Copy every line of the records below that holds the word "Angle".

◆ ◆ ◆ ◆

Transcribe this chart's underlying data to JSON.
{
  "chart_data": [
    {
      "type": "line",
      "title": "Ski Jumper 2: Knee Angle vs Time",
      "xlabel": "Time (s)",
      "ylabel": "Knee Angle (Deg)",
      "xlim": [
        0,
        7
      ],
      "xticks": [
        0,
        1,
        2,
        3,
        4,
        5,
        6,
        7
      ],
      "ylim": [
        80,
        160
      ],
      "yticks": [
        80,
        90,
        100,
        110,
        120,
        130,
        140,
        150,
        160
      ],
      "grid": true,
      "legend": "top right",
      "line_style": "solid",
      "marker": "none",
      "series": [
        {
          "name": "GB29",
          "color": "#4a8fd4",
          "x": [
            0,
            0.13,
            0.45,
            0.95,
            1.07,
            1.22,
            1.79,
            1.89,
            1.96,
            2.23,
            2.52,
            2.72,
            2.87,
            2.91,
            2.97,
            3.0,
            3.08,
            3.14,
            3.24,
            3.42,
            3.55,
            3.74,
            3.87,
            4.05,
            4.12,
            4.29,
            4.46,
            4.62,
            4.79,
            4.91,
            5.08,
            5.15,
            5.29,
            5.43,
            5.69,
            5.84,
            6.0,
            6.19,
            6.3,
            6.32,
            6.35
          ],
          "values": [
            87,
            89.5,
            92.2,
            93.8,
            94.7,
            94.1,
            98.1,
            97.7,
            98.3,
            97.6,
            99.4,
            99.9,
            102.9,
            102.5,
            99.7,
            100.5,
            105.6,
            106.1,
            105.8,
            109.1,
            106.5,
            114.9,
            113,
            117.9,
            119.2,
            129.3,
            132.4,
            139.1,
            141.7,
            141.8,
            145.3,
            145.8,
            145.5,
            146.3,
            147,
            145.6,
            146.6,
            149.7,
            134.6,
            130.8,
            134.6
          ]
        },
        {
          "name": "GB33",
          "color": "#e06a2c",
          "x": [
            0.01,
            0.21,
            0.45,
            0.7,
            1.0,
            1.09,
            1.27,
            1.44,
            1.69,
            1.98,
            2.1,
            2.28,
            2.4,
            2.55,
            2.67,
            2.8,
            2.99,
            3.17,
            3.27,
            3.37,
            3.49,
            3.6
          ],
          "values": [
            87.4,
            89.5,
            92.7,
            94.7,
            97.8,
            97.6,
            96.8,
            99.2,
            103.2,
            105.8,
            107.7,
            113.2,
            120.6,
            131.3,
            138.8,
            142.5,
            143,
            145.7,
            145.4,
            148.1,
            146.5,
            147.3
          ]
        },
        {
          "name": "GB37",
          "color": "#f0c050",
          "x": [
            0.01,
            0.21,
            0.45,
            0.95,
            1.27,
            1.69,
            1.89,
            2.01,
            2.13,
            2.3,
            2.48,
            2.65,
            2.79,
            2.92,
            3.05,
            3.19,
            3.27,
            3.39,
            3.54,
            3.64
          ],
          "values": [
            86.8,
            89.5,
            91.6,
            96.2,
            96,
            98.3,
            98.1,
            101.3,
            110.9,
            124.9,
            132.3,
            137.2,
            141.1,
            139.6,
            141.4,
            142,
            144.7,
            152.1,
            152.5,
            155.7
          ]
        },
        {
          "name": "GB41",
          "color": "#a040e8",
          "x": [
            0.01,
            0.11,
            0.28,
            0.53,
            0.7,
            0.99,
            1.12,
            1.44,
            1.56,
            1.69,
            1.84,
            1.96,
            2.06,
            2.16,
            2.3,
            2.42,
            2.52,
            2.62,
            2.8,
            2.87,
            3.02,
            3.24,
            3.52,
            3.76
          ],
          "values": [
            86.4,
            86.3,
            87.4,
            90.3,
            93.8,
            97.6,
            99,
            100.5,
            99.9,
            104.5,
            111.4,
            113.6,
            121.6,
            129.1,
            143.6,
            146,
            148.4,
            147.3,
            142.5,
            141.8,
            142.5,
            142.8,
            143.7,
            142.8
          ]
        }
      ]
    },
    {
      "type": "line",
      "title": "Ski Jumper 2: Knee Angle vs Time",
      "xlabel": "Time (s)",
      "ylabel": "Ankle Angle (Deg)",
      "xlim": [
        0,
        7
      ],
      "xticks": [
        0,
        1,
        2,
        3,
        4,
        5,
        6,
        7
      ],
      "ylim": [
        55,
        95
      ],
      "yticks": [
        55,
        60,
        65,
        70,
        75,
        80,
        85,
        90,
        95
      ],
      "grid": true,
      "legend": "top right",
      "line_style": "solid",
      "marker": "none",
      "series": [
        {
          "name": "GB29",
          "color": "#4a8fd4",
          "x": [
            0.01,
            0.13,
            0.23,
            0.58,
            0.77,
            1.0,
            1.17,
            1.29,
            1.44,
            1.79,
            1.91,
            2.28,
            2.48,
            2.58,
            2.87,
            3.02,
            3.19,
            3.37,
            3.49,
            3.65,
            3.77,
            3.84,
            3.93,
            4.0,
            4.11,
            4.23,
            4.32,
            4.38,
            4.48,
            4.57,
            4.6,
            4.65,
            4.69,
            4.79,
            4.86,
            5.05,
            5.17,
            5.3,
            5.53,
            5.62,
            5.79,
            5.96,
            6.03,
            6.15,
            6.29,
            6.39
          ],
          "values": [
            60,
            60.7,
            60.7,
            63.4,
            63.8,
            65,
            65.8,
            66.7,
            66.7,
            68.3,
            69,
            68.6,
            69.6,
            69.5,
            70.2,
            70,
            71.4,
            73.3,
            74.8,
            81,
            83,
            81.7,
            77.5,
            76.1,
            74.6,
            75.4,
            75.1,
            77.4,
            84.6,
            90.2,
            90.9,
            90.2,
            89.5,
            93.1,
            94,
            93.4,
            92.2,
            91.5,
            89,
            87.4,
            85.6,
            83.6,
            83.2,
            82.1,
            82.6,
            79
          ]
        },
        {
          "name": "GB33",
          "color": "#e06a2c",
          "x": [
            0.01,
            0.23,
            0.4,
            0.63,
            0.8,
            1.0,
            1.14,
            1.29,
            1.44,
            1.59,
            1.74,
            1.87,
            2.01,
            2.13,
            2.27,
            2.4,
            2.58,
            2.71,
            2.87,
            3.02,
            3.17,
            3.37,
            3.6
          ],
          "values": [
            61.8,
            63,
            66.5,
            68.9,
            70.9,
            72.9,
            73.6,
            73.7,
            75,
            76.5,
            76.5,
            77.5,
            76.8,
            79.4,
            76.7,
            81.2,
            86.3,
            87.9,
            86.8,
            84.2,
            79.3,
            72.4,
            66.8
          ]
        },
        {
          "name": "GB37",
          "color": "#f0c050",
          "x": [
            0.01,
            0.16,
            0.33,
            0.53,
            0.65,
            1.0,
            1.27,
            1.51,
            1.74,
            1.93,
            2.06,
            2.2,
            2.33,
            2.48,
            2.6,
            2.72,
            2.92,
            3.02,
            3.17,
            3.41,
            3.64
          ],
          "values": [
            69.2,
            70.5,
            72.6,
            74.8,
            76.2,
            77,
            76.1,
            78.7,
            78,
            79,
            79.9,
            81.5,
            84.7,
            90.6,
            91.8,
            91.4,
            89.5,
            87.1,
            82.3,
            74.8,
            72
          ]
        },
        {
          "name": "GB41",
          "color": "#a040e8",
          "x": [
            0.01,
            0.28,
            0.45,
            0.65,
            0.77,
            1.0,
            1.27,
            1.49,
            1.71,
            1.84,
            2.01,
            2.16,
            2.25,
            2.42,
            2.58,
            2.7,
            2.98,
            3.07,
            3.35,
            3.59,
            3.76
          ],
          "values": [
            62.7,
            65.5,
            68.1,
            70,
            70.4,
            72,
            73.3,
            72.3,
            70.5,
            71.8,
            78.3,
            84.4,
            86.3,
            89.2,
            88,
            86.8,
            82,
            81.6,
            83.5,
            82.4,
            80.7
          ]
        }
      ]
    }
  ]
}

◆ ◆ ◆ ◆

> **Reply to the exercise**
      "title": "Ski Jumper 2: Knee Angle vs Time",
      "ylabel": "Knee Angle (Deg)",
      "title": "Ski Jumper 2: Knee Angle vs Time",
      "ylabel": "Ankle Angle (Deg)",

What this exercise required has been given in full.